Short exercise |
All the entries need to be quoted exactly, apart from the pictures, which you should drop.

[Begin]

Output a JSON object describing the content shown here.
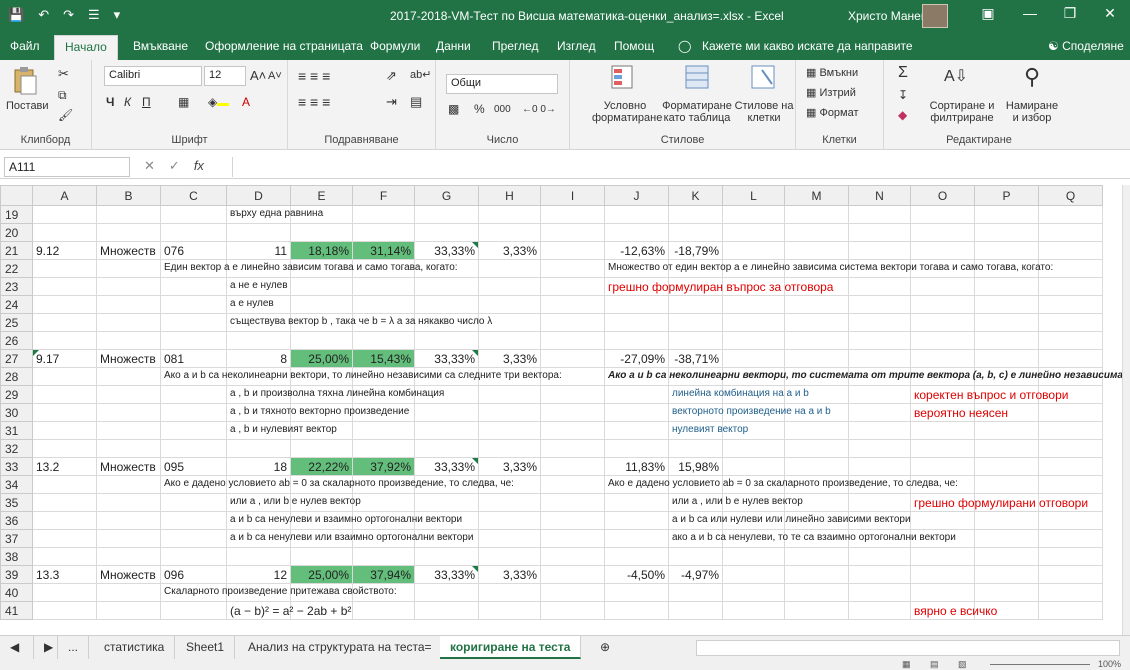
{
  "window": {
    "title": "2017-2018-VM-Тест по Висша математика-оценки_анализ=.xlsx  -  Excel",
    "user": "Христо Манев",
    "qat": [
      "save-icon",
      "undo-icon",
      "redo-icon",
      "touch-mode-icon",
      "customize-icon"
    ]
  },
  "menu": {
    "tabs": [
      "Файл",
      "Начало",
      "Вмъкване",
      "Оформление на страницата",
      "Формули",
      "Данни",
      "Преглед",
      "Изглед",
      "Помощ"
    ],
    "active": "Начало",
    "tell_me": "Кажете ми какво искате да направите",
    "share": "Споделяне"
  },
  "ribbon": {
    "clipboard": {
      "label": "Клипборд",
      "paste": "Постави"
    },
    "font": {
      "label": "Шрифт",
      "name": "Calibri",
      "size": "12",
      "bold": "Ч",
      "italic": "К",
      "underline": "П"
    },
    "alignment": {
      "label": "Подравняване"
    },
    "number": {
      "label": "Число",
      "format": "Общи"
    },
    "styles": {
      "label": "Стилове",
      "conditional": "Условно форматиране",
      "as_table": "Форматиране като таблица",
      "cell_styles": "Стилове на клетки"
    },
    "cells": {
      "label": "Клетки",
      "insert": "Вмъкни",
      "delete": "Изтрий",
      "format": "Формат"
    },
    "editing": {
      "label": "Редактиране",
      "sort": "Сортиране и филтриране",
      "find": "Намиране и избор"
    }
  },
  "formula_bar": {
    "name_box": "A111",
    "fx": "fx",
    "value": ""
  },
  "columns": [
    "A",
    "B",
    "C",
    "D",
    "E",
    "F",
    "G",
    "H",
    "I",
    "J",
    "K",
    "L",
    "M",
    "N",
    "O",
    "P",
    "Q"
  ],
  "rows": {
    "r19": {
      "num": "19",
      "D": "върху една равнина"
    },
    "r20": {
      "num": "20"
    },
    "r21": {
      "num": "21",
      "A": "9.12",
      "B": "Множеств",
      "C": "076",
      "D": "11",
      "E": "18,18%",
      "F": "31,14%",
      "G": "33,33%",
      "H": "3,33%",
      "J": "-12,63%",
      "K": "-18,79%"
    },
    "r22": {
      "num": "22",
      "C": "Един вектор a  е линейно зависим тогава и само тогава, когато:",
      "J": "Множество от един вектор a  е линейно зависима система вектори тогава и само тогава, когато:"
    },
    "r23": {
      "num": "23",
      "D": "a  не е нулев",
      "J": "грешно формулиран въпрос за отговора"
    },
    "r24": {
      "num": "24",
      "D": "a  е нулев"
    },
    "r25": {
      "num": "25",
      "D": "съществува вектор b , така че b  = λ a   за някакво число λ"
    },
    "r26": {
      "num": "26"
    },
    "r27": {
      "num": "27",
      "A": "9.17",
      "B": "Множеств",
      "C": "081",
      "D": "8",
      "E": "25,00%",
      "F": "15,43%",
      "G": "33,33%",
      "H": "3,33%",
      "J": "-27,09%",
      "K": "-38,71%"
    },
    "r28": {
      "num": "28",
      "C": "Ако a  и b  са неколинеарни вектори, то линейно независими са следните три вектора:",
      "J": "Ако a и b са неколинеарни вектори, то системата от трите вектора (a, b, c) е линейно независима"
    },
    "r29": {
      "num": "29",
      "D": "a , b  и произволна тяхна линейна комбинация",
      "K": "линейна комбинация на a  и b",
      "O": "коректен въпрос и отговори"
    },
    "r30": {
      "num": "30",
      "D": "a , b  и тяхното векторно произведение",
      "K": "векторното произведение на a  и b",
      "O": "вероятно неясен"
    },
    "r31": {
      "num": "31",
      "D": "a , b  и нулевият вектор",
      "K": "нулевият вектор"
    },
    "r32": {
      "num": "32"
    },
    "r33": {
      "num": "33",
      "A": "13.2",
      "B": "Множеств",
      "C": "095",
      "D": "18",
      "E": "22,22%",
      "F": "37,92%",
      "G": "33,33%",
      "H": "3,33%",
      "J": "11,83%",
      "K": "15,98%"
    },
    "r34": {
      "num": "34",
      "C": "Ако е дадено условието ab  = 0 за скаларното произведение, то следва, че:",
      "J": "Ако е дадено условието ab  = 0 за скаларното произведение, то следва, че:"
    },
    "r35": {
      "num": "35",
      "D": "или a , или b  е нулев вектор",
      "K": "или a , или b  е нулев вектор",
      "O": "грешно формулирани отговори"
    },
    "r36": {
      "num": "36",
      "D": "a  и b  са ненулеви и взаимно ортогонални вектори",
      "K": "a  и b  са или нулеви или линейно зависими вектори"
    },
    "r37": {
      "num": "37",
      "D": "a  и b  са ненулеви или взаимно ортогонални вектори",
      "K": "ако a  и b  са ненулеви, то те са взаимно ортогонални вектори"
    },
    "r38": {
      "num": "38"
    },
    "r39": {
      "num": "39",
      "A": "13.3",
      "B": "Множеств",
      "C": "096",
      "D": "12",
      "E": "25,00%",
      "F": "37,94%",
      "G": "33,33%",
      "H": "3,33%",
      "J": "-4,50%",
      "K": "-4,97%"
    },
    "r40": {
      "num": "40",
      "C": "Скаларното произведение притежава свойството:"
    },
    "r41": {
      "num": "41",
      "D": "(a − b)² = a² − 2ab + b²",
      "O": "вярно е всичко"
    }
  },
  "sheet_tabs": {
    "ellipsis": "...",
    "tabs": [
      "статистика",
      "Sheet1",
      "Анализ на структурата на теста=",
      "коригиране на теста"
    ],
    "active": "коригиране на теста"
  },
  "status": {
    "zoom": "100%"
  },
  "colors": {
    "excel_green": "#217346",
    "cell_green": "#63be7b",
    "red_text": "#e00000"
  }
}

[End]

Written solution |
Output a JSON object describing the content shown here.
{
  "window": {
    "title": "2017-2018-VM-Тест по Висша математика-оценки_анализ=.xlsx  -  Excel",
    "user": "Христо Манев",
    "qat": [
      "save-icon",
      "undo-icon",
      "redo-icon",
      "touch-mode-icon",
      "customize-icon"
    ]
  },
  "menu": {
    "tabs": [
      "Файл",
      "Начало",
      "Вмъкване",
      "Оформление на страницата",
      "Формули",
      "Данни",
      "Преглед",
      "Изглед",
      "Помощ"
    ],
    "active": "Начало",
    "tell_me": "Кажете ми какво искате да направите",
    "share": "Споделяне"
  },
  "ribbon": {
    "clipboard": {
      "label": "Клипборд",
      "paste": "Постави"
    },
    "font": {
      "label": "Шрифт",
      "name": "Calibri",
      "size": "12",
      "bold": "Ч",
      "italic": "К",
      "underline": "П"
    },
    "alignment": {
      "label": "Подравняване"
    },
    "number": {
      "label": "Число",
      "format": "Общи"
    },
    "styles": {
      "label": "Стилове",
      "conditional": "Условно форматиране",
      "as_table": "Форматиране като таблица",
      "cell_styles": "Стилове на клетки"
    },
    "cells": {
      "label": "Клетки",
      "insert": "Вмъкни",
      "delete": "Изтрий",
      "format": "Формат"
    },
    "editing": {
      "label": "Редактиране",
      "sort": "Сортиране и филтриране",
      "find": "Намиране и избор"
    }
  },
  "formula_bar": {
    "name_box": "A111",
    "fx": "fx",
    "value": ""
  },
  "columns": [
    "A",
    "B",
    "C",
    "D",
    "E",
    "F",
    "G",
    "H",
    "I",
    "J",
    "K",
    "L",
    "M",
    "N",
    "O",
    "P",
    "Q"
  ],
  "rows": {
    "r19": {
      "num": "19",
      "D": "върху една равнина"
    },
    "r20": {
      "num": "20"
    },
    "r21": {
      "num": "21",
      "A": "9.12",
      "B": "Множеств",
      "C": "076",
      "D": "11",
      "E": "18,18%",
      "F": "31,14%",
      "G": "33,33%",
      "H": "3,33%",
      "J": "-12,63%",
      "K": "-18,79%"
    },
    "r22": {
      "num": "22",
      "C": "Един вектор a  е линейно зависим тогава и само тогава, когато:",
      "J": "Множество от един вектор a  е линейно зависима система вектори тогава и само тогава, когато:"
    },
    "r23": {
      "num": "23",
      "D": "a  не е нулев",
      "J": "грешно формулиран въпрос за отговора"
    },
    "r24": {
      "num": "24",
      "D": "a  е нулев"
    },
    "r25": {
      "num": "25",
      "D": "съществува вектор b , така че b  = λ a   за някакво число λ"
    },
    "r26": {
      "num": "26"
    },
    "r27": {
      "num": "27",
      "A": "9.17",
      "B": "Множеств",
      "C": "081",
      "D": "8",
      "E": "25,00%",
      "F": "15,43%",
      "G": "33,33%",
      "H": "3,33%",
      "J": "-27,09%",
      "K": "-38,71%"
    },
    "r28": {
      "num": "28",
      "C": "Ако a  и b  са неколинеарни вектори, то линейно независими са следните три вектора:",
      "J": "Ако a и b са неколинеарни вектори, то системата от трите вектора (a, b, c) е линейно независима"
    },
    "r29": {
      "num": "29",
      "D": "a , b  и произволна тяхна линейна комбинация",
      "K": "линейна комбинация на a  и b",
      "O": "коректен въпрос и отговори"
    },
    "r30": {
      "num": "30",
      "D": "a , b  и тяхното векторно произведение",
      "K": "векторното произведение на a  и b",
      "O": "вероятно неясен"
    },
    "r31": {
      "num": "31",
      "D": "a , b  и нулевият вектор",
      "K": "нулевият вектор"
    },
    "r32": {
      "num": "32"
    },
    "r33": {
      "num": "33",
      "A": "13.2",
      "B": "Множеств",
      "C": "095",
      "D": "18",
      "E": "22,22%",
      "F": "37,92%",
      "G": "33,33%",
      "H": "3,33%",
      "J": "11,83%",
      "K": "15,98%"
    },
    "r34": {
      "num": "34",
      "C": "Ако е дадено условието ab  = 0 за скаларното произведение, то следва, че:",
      "J": "Ако е дадено условието ab  = 0 за скаларното произведение, то следва, че:"
    },
    "r35": {
      "num": "35",
      "D": "или a , или b  е нулев вектор",
      "K": "или a , или b  е нулев вектор",
      "O": "грешно формулирани отговори"
    },
    "r36": {
      "num": "36",
      "D": "a  и b  са ненулеви и взаимно ортогонални вектори",
      "K": "a  и b  са или нулеви или линейно зависими вектори"
    },
    "r37": {
      "num": "37",
      "D": "a  и b  са ненулеви или взаимно ортогонални вектори",
      "K": "ако a  и b  са ненулеви, то те са взаимно ортогонални вектори"
    },
    "r38": {
      "num": "38"
    },
    "r39": {
      "num": "39",
      "A": "13.3",
      "B": "Множеств",
      "C": "096",
      "D": "12",
      "E": "25,00%",
      "F": "37,94%",
      "G": "33,33%",
      "H": "3,33%",
      "J": "-4,50%",
      "K": "-4,97%"
    },
    "r40": {
      "num": "40",
      "C": "Скаларното произведение притежава свойството:"
    },
    "r41": {
      "num": "41",
      "D": "(a − b)² = a² − 2ab + b²",
      "O": "вярно е всичко"
    }
  },
  "sheet_tabs": {
    "ellipsis": "...",
    "tabs": [
      "статистика",
      "Sheet1",
      "Анализ на структурата на теста=",
      "коригиране на теста"
    ],
    "active": "коригиране на теста"
  },
  "status": {
    "zoom": "100%"
  },
  "colors": {
    "excel_green": "#217346",
    "cell_green": "#63be7b",
    "red_text": "#e00000"
  }
}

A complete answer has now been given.